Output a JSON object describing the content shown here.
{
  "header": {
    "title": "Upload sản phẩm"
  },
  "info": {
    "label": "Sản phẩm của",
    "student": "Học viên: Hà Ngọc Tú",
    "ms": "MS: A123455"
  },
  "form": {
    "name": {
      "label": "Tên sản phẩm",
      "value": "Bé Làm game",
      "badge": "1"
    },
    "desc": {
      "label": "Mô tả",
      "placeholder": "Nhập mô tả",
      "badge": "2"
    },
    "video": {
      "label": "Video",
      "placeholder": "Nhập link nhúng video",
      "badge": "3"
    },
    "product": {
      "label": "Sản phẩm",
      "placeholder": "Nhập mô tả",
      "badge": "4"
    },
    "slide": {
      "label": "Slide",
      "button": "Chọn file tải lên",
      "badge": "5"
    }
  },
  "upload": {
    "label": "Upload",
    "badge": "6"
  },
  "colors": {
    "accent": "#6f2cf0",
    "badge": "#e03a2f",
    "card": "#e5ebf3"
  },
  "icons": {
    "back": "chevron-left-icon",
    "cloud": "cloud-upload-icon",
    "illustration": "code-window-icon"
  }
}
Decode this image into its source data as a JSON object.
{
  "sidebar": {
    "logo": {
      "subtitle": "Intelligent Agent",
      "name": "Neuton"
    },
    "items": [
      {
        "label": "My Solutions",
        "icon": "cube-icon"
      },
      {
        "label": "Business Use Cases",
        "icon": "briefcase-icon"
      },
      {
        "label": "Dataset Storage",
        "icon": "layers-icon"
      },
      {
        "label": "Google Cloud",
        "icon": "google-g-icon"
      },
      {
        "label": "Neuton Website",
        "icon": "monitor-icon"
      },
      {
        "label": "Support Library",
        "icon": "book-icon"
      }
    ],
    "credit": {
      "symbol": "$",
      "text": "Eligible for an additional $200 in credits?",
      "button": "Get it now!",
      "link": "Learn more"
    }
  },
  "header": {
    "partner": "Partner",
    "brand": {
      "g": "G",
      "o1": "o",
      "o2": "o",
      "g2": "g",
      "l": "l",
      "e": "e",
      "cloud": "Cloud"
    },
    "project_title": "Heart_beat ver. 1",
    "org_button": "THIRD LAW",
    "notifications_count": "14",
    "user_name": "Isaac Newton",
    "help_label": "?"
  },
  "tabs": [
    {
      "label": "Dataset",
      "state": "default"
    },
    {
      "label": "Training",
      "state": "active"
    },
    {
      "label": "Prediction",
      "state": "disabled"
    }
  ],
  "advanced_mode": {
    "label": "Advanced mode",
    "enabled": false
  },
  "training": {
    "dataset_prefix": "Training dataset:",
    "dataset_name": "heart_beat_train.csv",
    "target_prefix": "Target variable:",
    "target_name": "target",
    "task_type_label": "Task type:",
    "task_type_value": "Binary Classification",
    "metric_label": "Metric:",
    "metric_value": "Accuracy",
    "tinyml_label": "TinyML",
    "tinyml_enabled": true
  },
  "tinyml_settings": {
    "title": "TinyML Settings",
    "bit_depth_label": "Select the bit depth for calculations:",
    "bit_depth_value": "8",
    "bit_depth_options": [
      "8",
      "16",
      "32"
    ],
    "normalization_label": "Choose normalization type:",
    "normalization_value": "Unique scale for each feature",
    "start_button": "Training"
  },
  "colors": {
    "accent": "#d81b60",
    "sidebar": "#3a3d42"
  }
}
▬▬▬
■ YOUR TASK: Please copy out each record, character for character.

■ RESPONSE:
Output a JSON object describing the content shown here.
{
  "header": {
    "title": "Upload sản phẩm"
  },
  "info": {
    "label": "Sản phẩm của",
    "student": "Học viên: Hà Ngọc Tú",
    "ms": "MS: A123455"
  },
  "form": {
    "name": {
      "label": "Tên sản phẩm",
      "value": "Bé Làm game",
      "badge": "1"
    },
    "desc": {
      "label": "Mô tả",
      "placeholder": "Nhập mô tả",
      "badge": "2"
    },
    "video": {
      "label": "Video",
      "placeholder": "Nhập link nhúng video",
      "badge": "3"
    },
    "product": {
      "label": "Sản phẩm",
      "placeholder": "Nhập mô tả",
      "badge": "4"
    },
    "slide": {
      "label": "Slide",
      "button": "Chọn file tải lên",
      "badge": "5"
    }
  },
  "upload": {
    "label": "Upload",
    "badge": "6"
  },
  "colors": {
    "accent": "#6f2cf0",
    "badge": "#e03a2f",
    "card": "#e5ebf3"
  },
  "icons": {
    "back": "chevron-left-icon",
    "cloud": "cloud-upload-icon",
    "illustration": "code-window-icon"
  }
}
Decode this image into its source data as a JSON object.
{
  "sidebar": {
    "logo": {
      "subtitle": "Intelligent Agent",
      "name": "Neuton"
    },
    "items": [
      {
        "label": "My Solutions",
        "icon": "cube-icon"
      },
      {
        "label": "Business Use Cases",
        "icon": "briefcase-icon"
      },
      {
        "label": "Dataset Storage",
        "icon": "layers-icon"
      },
      {
        "label": "Google Cloud",
        "icon": "google-g-icon"
      },
      {
        "label": "Neuton Website",
        "icon": "monitor-icon"
      },
      {
        "label": "Support Library",
        "icon": "book-icon"
      }
    ],
    "credit": {
      "symbol": "$",
      "text": "Eligible for an additional $200 in credits?",
      "button": "Get it now!",
      "link": "Learn more"
    }
  },
  "header": {
    "partner": "Partner",
    "brand": {
      "g": "G",
      "o1": "o",
      "o2": "o",
      "g2": "g",
      "l": "l",
      "e": "e",
      "cloud": "Cloud"
    },
    "project_title": "Heart_beat ver. 1",
    "org_button": "THIRD LAW",
    "notifications_count": "14",
    "user_name": "Isaac Newton",
    "help_label": "?"
  },
  "tabs": [
    {
      "label": "Dataset",
      "state": "default"
    },
    {
      "label": "Training",
      "state": "active"
    },
    {
      "label": "Prediction",
      "state": "disabled"
    }
  ],
  "advanced_mode": {
    "label": "Advanced mode",
    "enabled": false
  },
  "training": {
    "dataset_prefix": "Training dataset:",
    "dataset_name": "heart_beat_train.csv",
    "target_prefix": "Target variable:",
    "target_name": "target",
    "task_type_label": "Task type:",
    "task_type_value": "Binary Classification",
    "metric_label": "Metric:",
    "metric_value": "Accuracy",
    "tinyml_label": "TinyML",
    "tinyml_enabled": true
  },
  "tinyml_settings": {
    "title": "TinyML Settings",
    "bit_depth_label": "Select the bit depth for calculations:",
    "bit_depth_value": "8",
    "bit_depth_options": [
      "8",
      "16",
      "32"
    ],
    "normalization_label": "Choose normalization type:",
    "normalization_value": "Unique scale for each feature",
    "start_button": "Training"
  },
  "colors": {
    "accent": "#d81b60",
    "sidebar": "#3a3d42"
  }
}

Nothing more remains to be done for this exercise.